**Work instructions:**
Select from the data all lines with the word "Global".

◆ ◆ ◆ ◆

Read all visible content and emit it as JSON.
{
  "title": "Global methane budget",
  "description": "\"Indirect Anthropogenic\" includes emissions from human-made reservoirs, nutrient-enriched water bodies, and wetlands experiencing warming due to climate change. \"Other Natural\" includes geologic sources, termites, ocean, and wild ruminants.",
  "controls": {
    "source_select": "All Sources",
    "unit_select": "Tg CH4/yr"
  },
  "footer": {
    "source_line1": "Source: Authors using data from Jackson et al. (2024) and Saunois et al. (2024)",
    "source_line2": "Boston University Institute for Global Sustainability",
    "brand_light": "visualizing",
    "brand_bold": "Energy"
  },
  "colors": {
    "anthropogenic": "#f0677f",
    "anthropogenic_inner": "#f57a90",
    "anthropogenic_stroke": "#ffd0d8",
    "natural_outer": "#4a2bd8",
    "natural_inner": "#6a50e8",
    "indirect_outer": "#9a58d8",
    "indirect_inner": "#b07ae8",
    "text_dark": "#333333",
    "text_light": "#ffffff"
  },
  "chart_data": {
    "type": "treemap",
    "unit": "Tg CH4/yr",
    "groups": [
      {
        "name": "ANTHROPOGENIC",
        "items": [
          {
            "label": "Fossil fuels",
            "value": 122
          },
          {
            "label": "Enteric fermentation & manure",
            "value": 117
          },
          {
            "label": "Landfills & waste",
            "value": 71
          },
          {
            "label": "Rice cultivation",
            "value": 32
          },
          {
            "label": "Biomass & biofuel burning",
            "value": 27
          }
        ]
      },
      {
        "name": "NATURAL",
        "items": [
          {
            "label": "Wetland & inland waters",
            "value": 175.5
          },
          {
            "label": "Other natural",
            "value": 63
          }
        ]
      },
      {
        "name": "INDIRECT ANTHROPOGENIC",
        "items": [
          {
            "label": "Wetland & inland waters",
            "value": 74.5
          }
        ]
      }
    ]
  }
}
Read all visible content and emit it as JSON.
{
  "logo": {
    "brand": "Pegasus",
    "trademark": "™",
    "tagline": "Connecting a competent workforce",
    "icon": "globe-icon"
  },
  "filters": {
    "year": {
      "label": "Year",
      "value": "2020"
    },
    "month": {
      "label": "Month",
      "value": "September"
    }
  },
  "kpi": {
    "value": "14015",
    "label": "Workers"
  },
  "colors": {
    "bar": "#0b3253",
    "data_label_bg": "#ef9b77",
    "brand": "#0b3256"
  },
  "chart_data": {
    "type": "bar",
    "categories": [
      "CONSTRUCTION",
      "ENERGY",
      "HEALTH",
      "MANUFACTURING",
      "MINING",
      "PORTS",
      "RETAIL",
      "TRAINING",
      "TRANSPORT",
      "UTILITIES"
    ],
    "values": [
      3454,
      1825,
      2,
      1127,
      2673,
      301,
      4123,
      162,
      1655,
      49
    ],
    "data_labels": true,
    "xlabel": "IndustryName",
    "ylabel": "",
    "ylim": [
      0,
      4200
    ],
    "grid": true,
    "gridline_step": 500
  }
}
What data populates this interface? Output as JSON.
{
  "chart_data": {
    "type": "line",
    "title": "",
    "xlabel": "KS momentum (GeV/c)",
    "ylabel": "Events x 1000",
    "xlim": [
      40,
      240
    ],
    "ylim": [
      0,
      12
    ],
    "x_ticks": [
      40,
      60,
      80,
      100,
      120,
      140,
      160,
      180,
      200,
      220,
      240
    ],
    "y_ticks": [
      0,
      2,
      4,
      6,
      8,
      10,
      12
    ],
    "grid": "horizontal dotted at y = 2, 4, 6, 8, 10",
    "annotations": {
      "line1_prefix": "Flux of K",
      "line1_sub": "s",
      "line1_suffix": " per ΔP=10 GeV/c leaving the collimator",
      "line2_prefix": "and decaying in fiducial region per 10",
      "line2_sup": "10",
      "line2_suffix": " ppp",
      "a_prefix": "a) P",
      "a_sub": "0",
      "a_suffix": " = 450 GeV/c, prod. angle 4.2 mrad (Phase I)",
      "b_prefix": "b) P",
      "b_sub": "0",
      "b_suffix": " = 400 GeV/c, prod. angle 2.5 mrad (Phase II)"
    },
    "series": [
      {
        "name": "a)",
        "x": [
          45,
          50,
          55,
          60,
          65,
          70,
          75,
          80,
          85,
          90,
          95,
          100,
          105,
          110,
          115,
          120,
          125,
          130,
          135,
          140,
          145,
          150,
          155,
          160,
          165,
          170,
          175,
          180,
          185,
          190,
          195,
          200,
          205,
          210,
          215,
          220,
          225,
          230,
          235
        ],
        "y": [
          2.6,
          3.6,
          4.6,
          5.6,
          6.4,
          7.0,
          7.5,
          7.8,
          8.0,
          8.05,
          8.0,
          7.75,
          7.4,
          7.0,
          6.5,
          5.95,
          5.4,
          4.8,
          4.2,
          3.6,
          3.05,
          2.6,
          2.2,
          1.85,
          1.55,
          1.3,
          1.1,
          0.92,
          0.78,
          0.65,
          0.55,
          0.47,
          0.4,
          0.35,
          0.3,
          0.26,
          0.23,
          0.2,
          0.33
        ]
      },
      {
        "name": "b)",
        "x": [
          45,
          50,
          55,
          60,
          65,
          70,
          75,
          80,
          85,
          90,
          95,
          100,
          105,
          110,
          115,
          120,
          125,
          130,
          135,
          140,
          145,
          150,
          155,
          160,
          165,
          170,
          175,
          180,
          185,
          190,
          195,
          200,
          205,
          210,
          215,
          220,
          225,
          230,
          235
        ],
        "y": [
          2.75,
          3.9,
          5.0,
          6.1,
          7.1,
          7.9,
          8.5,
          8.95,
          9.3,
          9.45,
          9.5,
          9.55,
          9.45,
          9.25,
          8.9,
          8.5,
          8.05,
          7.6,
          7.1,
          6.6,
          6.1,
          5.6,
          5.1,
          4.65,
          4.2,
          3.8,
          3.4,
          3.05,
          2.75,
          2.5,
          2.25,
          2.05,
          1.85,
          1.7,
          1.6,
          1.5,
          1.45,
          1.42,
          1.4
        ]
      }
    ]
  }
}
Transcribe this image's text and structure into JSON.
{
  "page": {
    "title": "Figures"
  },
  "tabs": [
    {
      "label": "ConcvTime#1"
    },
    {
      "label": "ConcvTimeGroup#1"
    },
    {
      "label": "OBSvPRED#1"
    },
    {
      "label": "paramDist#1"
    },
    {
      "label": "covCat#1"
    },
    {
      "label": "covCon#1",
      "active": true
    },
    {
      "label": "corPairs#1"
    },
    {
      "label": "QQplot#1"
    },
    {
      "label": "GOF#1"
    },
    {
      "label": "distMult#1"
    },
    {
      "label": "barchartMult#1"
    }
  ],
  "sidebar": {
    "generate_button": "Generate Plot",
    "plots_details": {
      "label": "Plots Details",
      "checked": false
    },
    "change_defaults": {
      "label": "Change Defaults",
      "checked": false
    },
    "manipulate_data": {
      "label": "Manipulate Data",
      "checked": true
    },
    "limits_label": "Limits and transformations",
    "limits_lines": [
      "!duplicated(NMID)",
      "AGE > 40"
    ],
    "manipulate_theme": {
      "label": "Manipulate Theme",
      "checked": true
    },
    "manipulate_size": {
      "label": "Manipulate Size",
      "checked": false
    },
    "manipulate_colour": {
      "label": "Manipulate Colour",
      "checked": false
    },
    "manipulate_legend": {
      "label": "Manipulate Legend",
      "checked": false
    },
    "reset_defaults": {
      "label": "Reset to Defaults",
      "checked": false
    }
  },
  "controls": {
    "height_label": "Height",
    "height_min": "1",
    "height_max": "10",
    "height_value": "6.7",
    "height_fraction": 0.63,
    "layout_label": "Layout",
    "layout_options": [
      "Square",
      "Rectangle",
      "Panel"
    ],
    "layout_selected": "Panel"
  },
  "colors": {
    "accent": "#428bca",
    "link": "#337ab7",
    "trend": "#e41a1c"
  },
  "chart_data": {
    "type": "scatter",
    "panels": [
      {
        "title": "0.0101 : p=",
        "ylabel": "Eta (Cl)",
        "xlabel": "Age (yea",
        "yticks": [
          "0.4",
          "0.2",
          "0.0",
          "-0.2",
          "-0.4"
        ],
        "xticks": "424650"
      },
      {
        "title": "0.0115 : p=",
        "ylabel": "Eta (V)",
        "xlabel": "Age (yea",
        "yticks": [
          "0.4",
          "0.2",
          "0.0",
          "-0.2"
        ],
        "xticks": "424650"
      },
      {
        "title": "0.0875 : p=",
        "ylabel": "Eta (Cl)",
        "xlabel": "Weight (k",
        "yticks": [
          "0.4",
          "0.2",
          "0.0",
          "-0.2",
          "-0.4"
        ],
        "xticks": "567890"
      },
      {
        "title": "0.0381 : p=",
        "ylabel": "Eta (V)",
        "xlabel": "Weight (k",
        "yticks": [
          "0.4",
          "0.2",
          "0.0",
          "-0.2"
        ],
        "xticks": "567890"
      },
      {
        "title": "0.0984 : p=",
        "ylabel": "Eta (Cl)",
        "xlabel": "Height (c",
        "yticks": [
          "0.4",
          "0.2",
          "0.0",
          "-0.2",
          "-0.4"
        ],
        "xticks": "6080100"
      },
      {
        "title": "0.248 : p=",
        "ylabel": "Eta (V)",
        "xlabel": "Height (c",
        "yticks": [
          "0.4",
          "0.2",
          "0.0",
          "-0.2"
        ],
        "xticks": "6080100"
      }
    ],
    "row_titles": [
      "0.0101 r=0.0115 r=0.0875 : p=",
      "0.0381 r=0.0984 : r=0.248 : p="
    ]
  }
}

◆ ◆ ◆ ◆

**Result of this task:**
  "title": "Global methane budget",
    "source_line2": "Boston University Institute for Global Sustainability",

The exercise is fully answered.